■ Records from a collection:
++++

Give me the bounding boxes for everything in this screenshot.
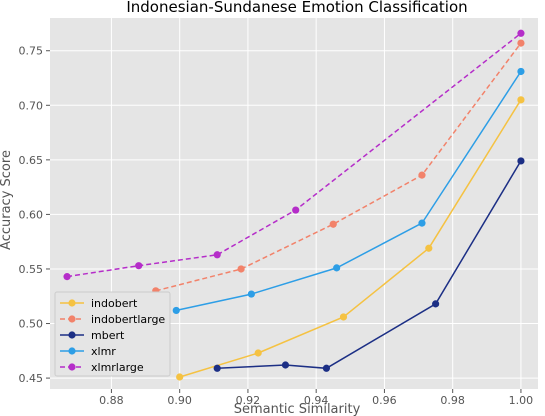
- legend-label: xlmr: [91, 345, 116, 358]
- data-point-indobert: [176, 373, 184, 381]
- series-indobertlarge: [152, 39, 525, 295]
- data-point-indobert: [425, 244, 433, 252]
- data-point-mbert: [432, 300, 440, 308]
- y-axis-ticks: 0.45 0.50 0.55 0.60 0.65 0.70 0.75: [19, 45, 50, 385]
- data-point-xlmrlarge: [517, 29, 525, 37]
- data-point-xlmrlarge: [63, 273, 71, 281]
- data-point-xlmr: [333, 264, 341, 272]
- series-line-indobertlarge: [155, 42, 522, 292]
- x-tick-label: 0.92: [236, 394, 261, 407]
- legend-box: [54, 291, 171, 377]
- data-point-indobert: [339, 313, 348, 321]
- legend-label: indobert: [91, 297, 138, 310]
- y-tick-label: 0.65: [19, 154, 44, 167]
- y-tick-label: 0.60: [19, 208, 44, 221]
- series-mbert: [213, 157, 525, 372]
- data-point-xlmr: [247, 290, 255, 298]
- series-indobert: [176, 96, 525, 381]
- legend-label: mbert: [91, 329, 125, 342]
- x-tick-label: 0.90: [167, 394, 192, 407]
- y-tick-label: 0.45: [19, 372, 44, 385]
- data-point-mbert: [213, 364, 221, 372]
- legend-item-xlmrlarge: xlmrlarge: [60, 361, 144, 374]
- legend: indobert indobertlarge mbert xlmr xlmrlarge: [54, 291, 171, 377]
- data-point-xlmrlarge: [292, 206, 300, 214]
- legend-item-indobert: indobert: [60, 297, 138, 310]
- legend-label: xlmrlarge: [91, 361, 144, 374]
- data-point-xlmr: [172, 306, 180, 315]
- y-tick-label: 0.70: [19, 99, 44, 112]
- series-xlmrlarge: [63, 29, 525, 281]
- y-tick-label: 0.50: [19, 318, 44, 331]
- data-point-indobertlarge: [329, 220, 337, 228]
- x-tick-label: 0.98: [440, 394, 465, 407]
- legend-marker: [68, 363, 76, 371]
- chart-title: Indonesian-Sundanese Emotion Classificat…: [126, 0, 467, 16]
- x-axis-label: Semantic Similarity: [234, 402, 361, 416]
- data-point-indobert: [254, 349, 262, 357]
- legend-marker: [68, 299, 76, 307]
- legend-item-xlmr: xlmr: [60, 345, 116, 358]
- y-tick-label: 0.55: [19, 263, 44, 276]
- x-tick-label: 0.88: [99, 394, 124, 407]
- data-point-mbert: [281, 361, 290, 369]
- y-axis-label: Accuracy Score: [0, 150, 14, 250]
- data-point-indobertlarge: [517, 39, 525, 47]
- legend-item-mbert: mbert: [60, 329, 125, 342]
- data-point-xlmr: [418, 219, 426, 227]
- data-point-mbert: [322, 364, 331, 372]
- legend-marker: [68, 347, 76, 355]
- x-tick-label: 1.00: [509, 394, 534, 407]
- data-point-indobertlarge: [418, 171, 426, 179]
- x-axis-ticks: 0.88 0.90 0.92 0.94 0.96 0.98 1.00: [99, 389, 533, 407]
- legend-marker: [68, 331, 76, 339]
- series-line-xlmrlarge: [66, 32, 522, 278]
- x-tick-label: 0.96: [372, 394, 397, 407]
- data-point-indobert: [517, 96, 525, 104]
- data-point-indobertlarge: [237, 265, 245, 273]
- y-tick-label: 0.75: [19, 45, 44, 58]
- legend-item-indobertlarge: indobertlarge: [60, 313, 165, 326]
- data-point-mbert: [517, 157, 525, 165]
- data-point-xlmrlarge: [135, 262, 143, 270]
- series-layer: [63, 29, 525, 381]
- x-tick-label: 0.94: [304, 394, 329, 407]
- legend-marker: [68, 315, 76, 323]
- data-point-xlmr: [517, 67, 525, 76]
- data-point-xlmrlarge: [213, 251, 221, 259]
- series-xlmr: [172, 67, 525, 315]
- legend-label: indobertlarge: [91, 313, 165, 326]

++++

■ What you have to do: Swap "legend-box" for "legend-frame" in everything from the line containing "- legend-label: xlmr: [91, 345, 116, 358]" down to the line containing "- legend-label: indobert: [91, 297, 138, 310]", and give back only those lines with nothing else altered.

■ Written solution:
- legend-label: xlmr: [91, 345, 116, 358]
- data-point-indobert: [176, 373, 184, 381]
- series-indobertlarge: [152, 39, 525, 295]
- data-point-indobert: [425, 244, 433, 252]
- data-point-mbert: [432, 300, 440, 308]
- y-axis-ticks: 0.45 0.50 0.55 0.60 0.65 0.70 0.75: [19, 45, 50, 385]
- data-point-xlmrlarge: [517, 29, 525, 37]
- data-point-xlmrlarge: [63, 273, 71, 281]
- data-point-xlmr: [333, 264, 341, 272]
- series-line-indobertlarge: [155, 42, 522, 292]
- x-tick-label: 0.92: [236, 394, 261, 407]
- legend-frame: [54, 291, 171, 377]
- data-point-indobert: [339, 313, 348, 321]
- legend-label: indobert: [91, 297, 138, 310]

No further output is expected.